* Extrait à lire:
USS Hampton : dissimulation d’erreurs liées àla sécurité

  • Dernière mise à jour le 22 octobre 2007.

Des atomiciens embarqués sur le sous-marin USS Hampton ont été punis pour du laxisme dans le respect des procédures de sécurité et pour avoir falsifié les cahiers d’historique pour cacher leurs erreurs, selon des sources proches de l’enquête en cours.

Ces accusations provoquent déjà des vagues dans toute la communauté nucléaire étroitement soudée de l’US Navy, qui s’enorgueuillit de sa dévotion aux règles et aux réglements de sécurité nucléaire.

Pour l’instant, un officier et 5 officiers-mariniers ont reçu des sanctions extra-judiciaires à la suite d’une enquête préliminaire, mais une enquête plus large, dans le cadre du manuel du Judge Advocate General est actuellement en cours, a déclaré le Lt. Alli Myrick, porte-parole de la 11è escadrille de sous-marins, dont fait partie le Hampton.

La nature des sanctions n’a pas été rendue publique, mais les 6 ont été réaffectés à l’escadrille, a-t-elle indiqué.

* Documents fournis:
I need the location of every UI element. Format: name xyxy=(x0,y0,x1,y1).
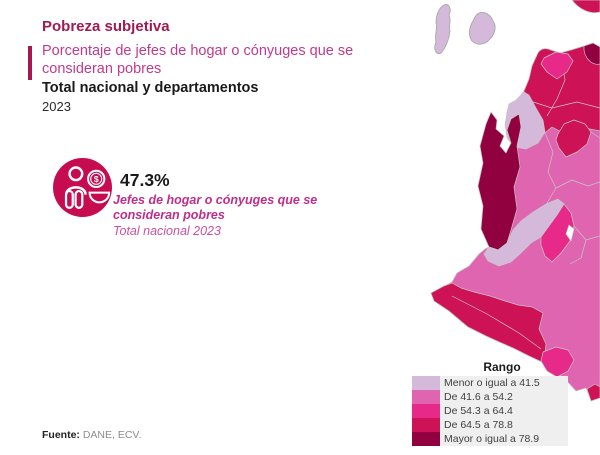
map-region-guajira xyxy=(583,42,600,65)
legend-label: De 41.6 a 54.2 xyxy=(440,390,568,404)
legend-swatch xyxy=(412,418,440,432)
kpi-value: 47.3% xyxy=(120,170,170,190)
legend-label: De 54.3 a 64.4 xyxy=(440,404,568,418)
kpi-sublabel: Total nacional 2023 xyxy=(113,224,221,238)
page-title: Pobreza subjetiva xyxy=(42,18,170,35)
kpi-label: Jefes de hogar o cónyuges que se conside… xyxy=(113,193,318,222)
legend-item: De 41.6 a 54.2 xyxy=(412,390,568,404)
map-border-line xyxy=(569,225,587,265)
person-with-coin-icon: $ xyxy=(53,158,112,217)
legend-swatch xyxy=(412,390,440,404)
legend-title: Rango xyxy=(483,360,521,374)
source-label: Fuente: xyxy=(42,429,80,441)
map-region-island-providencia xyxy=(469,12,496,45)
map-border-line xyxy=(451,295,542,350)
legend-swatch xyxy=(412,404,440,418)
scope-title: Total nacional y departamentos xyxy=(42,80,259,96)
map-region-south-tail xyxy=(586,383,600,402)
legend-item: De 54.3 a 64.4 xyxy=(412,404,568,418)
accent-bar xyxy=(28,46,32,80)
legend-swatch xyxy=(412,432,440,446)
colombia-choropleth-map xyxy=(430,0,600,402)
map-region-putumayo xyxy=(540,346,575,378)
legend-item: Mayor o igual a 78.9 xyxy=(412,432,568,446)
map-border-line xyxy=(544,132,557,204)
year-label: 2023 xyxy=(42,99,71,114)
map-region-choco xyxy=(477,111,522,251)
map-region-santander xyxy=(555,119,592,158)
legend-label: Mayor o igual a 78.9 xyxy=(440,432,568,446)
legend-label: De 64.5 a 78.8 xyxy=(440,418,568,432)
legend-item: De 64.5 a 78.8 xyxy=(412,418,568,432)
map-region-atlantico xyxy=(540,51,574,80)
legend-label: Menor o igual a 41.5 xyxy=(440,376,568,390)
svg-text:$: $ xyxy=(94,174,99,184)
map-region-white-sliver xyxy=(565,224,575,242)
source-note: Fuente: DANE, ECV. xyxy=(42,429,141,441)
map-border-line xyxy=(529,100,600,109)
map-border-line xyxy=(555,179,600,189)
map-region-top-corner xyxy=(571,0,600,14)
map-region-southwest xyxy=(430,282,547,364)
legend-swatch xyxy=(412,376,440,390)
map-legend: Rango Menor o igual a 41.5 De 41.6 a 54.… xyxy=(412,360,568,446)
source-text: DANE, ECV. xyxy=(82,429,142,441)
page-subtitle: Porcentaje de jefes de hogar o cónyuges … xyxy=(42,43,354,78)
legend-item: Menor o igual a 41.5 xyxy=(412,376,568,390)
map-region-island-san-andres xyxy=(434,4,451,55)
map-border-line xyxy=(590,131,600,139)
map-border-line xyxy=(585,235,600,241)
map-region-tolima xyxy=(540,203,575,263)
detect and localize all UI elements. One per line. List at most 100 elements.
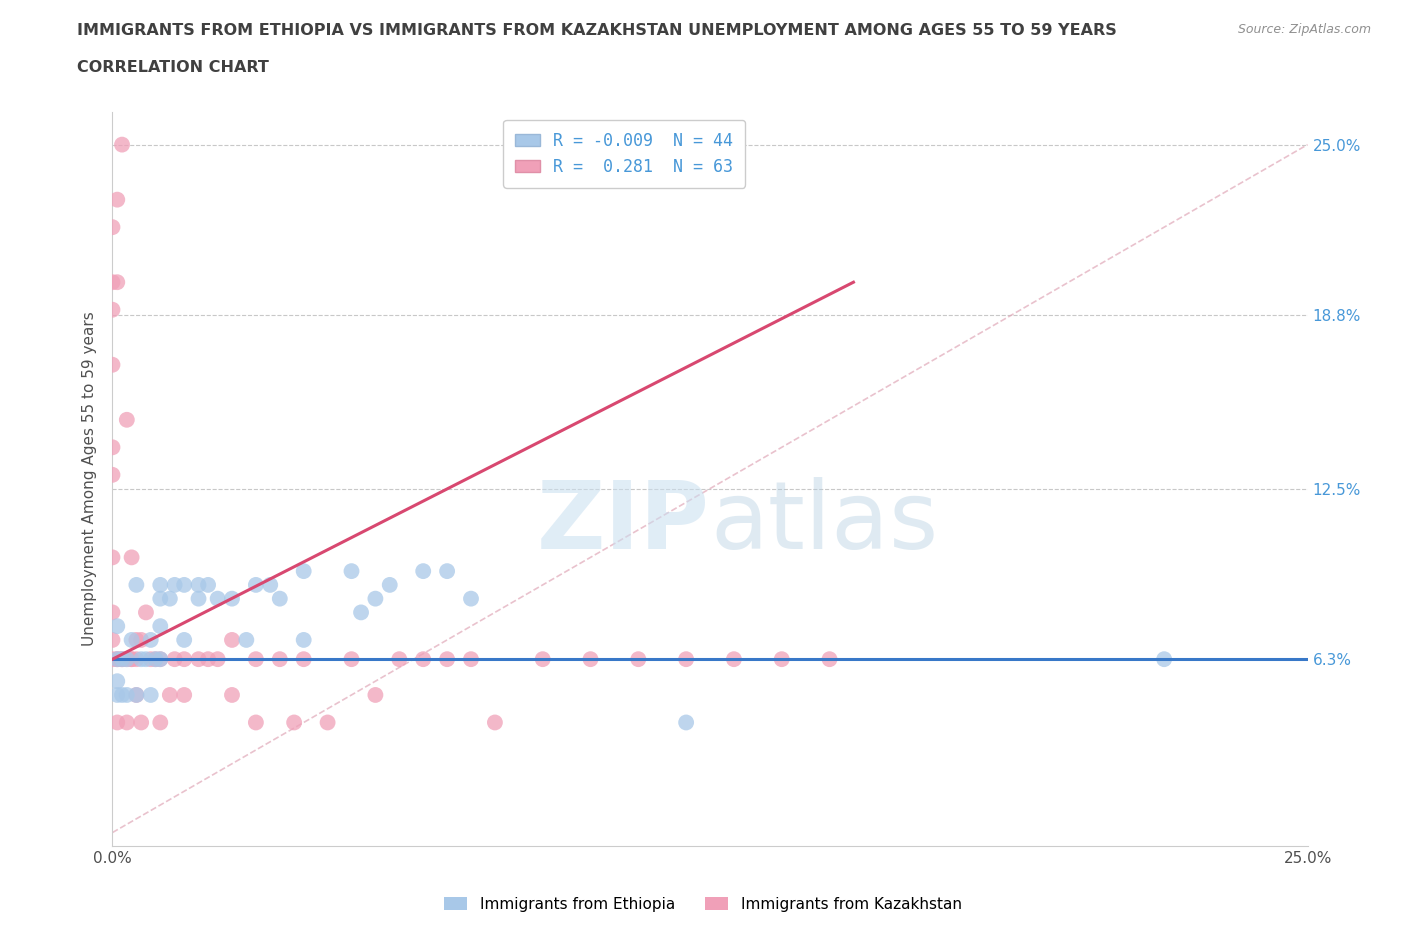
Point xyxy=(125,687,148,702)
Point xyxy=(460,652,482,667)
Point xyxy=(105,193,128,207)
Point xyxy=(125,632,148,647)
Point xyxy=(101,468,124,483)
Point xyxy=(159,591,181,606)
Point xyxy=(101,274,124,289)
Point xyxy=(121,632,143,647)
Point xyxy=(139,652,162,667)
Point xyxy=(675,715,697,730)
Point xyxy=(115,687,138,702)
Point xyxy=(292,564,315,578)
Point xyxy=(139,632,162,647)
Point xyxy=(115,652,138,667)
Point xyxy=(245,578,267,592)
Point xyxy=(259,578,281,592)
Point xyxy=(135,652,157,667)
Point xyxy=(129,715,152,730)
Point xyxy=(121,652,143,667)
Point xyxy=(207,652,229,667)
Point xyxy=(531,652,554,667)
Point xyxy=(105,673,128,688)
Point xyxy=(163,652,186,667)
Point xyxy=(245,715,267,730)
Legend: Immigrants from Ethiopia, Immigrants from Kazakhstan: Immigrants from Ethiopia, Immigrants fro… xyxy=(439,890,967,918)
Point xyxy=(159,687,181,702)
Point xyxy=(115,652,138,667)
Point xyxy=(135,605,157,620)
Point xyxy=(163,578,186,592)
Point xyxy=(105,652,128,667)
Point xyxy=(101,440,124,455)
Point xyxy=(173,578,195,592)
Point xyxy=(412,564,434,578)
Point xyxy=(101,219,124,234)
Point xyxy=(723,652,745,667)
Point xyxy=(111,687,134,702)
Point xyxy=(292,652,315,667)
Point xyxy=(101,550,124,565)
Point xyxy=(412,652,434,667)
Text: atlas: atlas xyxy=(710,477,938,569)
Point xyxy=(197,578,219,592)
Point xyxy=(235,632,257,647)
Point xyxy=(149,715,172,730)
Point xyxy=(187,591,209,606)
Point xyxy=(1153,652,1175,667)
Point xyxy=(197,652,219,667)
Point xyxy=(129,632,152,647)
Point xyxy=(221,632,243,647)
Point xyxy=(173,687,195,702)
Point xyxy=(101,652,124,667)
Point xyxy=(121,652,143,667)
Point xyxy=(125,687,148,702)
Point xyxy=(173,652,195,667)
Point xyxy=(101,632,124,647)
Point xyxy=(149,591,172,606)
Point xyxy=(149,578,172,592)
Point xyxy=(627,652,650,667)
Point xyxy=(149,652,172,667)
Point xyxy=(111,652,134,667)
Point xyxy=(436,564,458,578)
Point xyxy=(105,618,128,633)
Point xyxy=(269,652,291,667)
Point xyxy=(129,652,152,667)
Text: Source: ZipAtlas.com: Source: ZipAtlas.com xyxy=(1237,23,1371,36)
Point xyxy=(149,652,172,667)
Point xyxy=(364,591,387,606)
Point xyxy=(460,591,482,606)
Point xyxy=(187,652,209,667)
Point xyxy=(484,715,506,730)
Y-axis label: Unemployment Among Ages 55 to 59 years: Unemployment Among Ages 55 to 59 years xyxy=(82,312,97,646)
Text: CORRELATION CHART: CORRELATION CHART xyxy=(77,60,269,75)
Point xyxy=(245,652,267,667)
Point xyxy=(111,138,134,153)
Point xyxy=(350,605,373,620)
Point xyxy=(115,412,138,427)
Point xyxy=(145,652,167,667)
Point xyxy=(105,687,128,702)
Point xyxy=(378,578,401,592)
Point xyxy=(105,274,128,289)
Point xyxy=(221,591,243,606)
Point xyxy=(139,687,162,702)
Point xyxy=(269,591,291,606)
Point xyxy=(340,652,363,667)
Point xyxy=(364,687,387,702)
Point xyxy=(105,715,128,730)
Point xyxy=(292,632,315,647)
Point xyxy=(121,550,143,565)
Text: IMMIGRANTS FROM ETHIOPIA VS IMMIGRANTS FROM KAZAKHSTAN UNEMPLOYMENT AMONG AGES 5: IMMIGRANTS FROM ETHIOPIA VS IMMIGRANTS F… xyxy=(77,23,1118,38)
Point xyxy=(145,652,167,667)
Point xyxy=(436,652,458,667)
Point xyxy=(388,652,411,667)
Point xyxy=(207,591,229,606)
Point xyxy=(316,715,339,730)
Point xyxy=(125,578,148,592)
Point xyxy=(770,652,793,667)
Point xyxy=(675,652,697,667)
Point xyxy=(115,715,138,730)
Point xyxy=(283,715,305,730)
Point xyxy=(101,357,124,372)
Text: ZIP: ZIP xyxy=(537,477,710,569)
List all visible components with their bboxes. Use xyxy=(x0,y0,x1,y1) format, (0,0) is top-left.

* Consigne 1:
Répondez à ces questions d'après l'article sur l'USS Hampton :
(a) Combien d'officiers-mariniers ont reçu des sanctions extra-judiciaires ?
(b) Qu'ont falsifié les atomiciens pour cacher leurs erreurs ?
(c) De quelle escadrille le Hampton fait-il partie ?
* Consigne 2: Restituez sans aucune modification, dans l'article sur l'USS Hampton, le passage qui va de « USS Hampton : dissimulation » jusqu'à « de sécurité nucléaire. ».
* Consigne 3: Dans l'article sur l'USS Hampton, réécrivez plus brièvement le paragraphe qui commence par « Pour l'instant, un officier et 5 officiers-mariniers », sans perdre ses faits principaux.

* Réponse 1:
(a) 5.
(b) Les cahiers d'historique.
(c) La 11è escadrille de sous-marins.

* Réponse 2:
USS Hampton : dissimulation d’erreurs liées àla sécurité

  • Dernière mise à jour le 22 octobre 2007.

Des atomiciens embarqués sur le sous-marin USS Hampton ont été punis pour du laxisme dans le respect des procédures de sécurité et pour avoir falsifié les cahiers d’historique pour cacher leurs erreurs, selon des sources proches de l’enquête en cours.

Ces accusations provoquent déjà des vagues dans toute la communauté nucléaire étroitement soudée de l’US Navy, qui s’enorgueuillit de sa dévotion aux règles et aux réglements de sécurité nucléaire.

* Réponse 3: Après une enquête préliminaire, un officier et 5 officiers-mariniers ont reçu des sanctions extra-judiciaires. Une enquête plus large, menée dans le cadre du manuel du Judge Advocate General, est en cours. C'est ce qu'a déclaré le Lt. Alli Myrick, porte-parole de la 11è escadrille de sous-marins, dont fait partie le Hampton.